AIM: Search the records for the word "exciting" and pick out every line that has it.

DATASET EXCERPTS:
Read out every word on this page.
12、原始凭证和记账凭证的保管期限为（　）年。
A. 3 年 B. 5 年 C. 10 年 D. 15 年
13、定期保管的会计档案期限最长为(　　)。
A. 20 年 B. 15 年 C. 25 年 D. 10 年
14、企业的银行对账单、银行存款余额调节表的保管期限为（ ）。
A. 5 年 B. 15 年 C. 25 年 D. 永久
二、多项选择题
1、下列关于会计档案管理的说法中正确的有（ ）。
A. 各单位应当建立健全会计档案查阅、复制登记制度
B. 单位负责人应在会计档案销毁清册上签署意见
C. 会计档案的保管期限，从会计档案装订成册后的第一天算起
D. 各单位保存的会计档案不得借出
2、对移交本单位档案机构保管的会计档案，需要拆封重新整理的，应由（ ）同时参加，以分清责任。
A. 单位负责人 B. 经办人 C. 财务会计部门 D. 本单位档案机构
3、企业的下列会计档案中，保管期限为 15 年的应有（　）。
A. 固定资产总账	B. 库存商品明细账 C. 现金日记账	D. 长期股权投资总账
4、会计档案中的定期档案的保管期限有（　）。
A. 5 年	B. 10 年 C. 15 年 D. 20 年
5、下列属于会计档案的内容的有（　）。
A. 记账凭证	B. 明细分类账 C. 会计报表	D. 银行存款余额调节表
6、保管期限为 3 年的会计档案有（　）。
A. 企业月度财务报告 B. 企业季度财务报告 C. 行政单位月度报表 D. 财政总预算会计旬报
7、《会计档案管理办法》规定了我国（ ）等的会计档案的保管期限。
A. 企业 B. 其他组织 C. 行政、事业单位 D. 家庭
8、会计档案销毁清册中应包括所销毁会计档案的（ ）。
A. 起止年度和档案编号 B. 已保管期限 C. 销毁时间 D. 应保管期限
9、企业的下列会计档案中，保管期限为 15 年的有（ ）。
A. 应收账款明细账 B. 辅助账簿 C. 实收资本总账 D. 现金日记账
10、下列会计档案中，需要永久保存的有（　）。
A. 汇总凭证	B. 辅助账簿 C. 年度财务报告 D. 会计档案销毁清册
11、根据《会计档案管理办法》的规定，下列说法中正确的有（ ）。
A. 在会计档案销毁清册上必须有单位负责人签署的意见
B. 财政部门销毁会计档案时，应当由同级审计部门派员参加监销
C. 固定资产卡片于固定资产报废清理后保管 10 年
* * *
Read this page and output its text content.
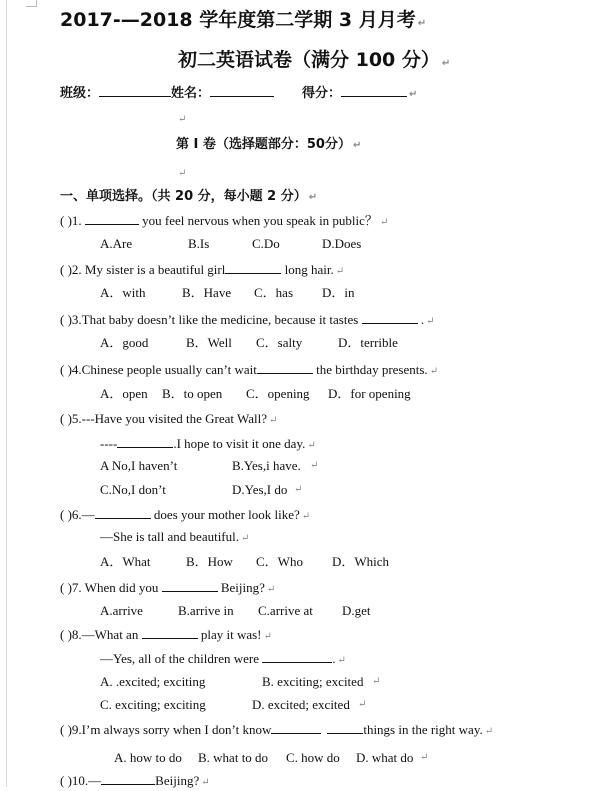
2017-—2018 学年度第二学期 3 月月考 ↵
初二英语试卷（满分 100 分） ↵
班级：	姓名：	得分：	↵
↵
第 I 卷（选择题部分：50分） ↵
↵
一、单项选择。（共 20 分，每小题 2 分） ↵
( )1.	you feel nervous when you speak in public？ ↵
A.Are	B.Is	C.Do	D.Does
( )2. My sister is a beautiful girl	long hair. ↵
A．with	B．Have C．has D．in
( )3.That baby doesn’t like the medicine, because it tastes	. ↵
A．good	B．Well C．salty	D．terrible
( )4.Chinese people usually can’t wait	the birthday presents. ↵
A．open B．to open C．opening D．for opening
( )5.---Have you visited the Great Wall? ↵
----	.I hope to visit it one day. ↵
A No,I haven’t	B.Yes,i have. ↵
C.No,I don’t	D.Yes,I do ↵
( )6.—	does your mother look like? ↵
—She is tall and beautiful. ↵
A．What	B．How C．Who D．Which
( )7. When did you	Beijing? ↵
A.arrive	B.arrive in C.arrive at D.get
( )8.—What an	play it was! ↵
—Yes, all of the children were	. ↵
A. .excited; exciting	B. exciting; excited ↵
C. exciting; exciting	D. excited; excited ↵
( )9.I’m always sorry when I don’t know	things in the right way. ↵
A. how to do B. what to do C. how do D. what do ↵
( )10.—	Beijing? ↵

REPLY TO THE TASK:
A. .excited; exciting	B. exciting; excited ↵
C. exciting; exciting	D. excited; excited ↵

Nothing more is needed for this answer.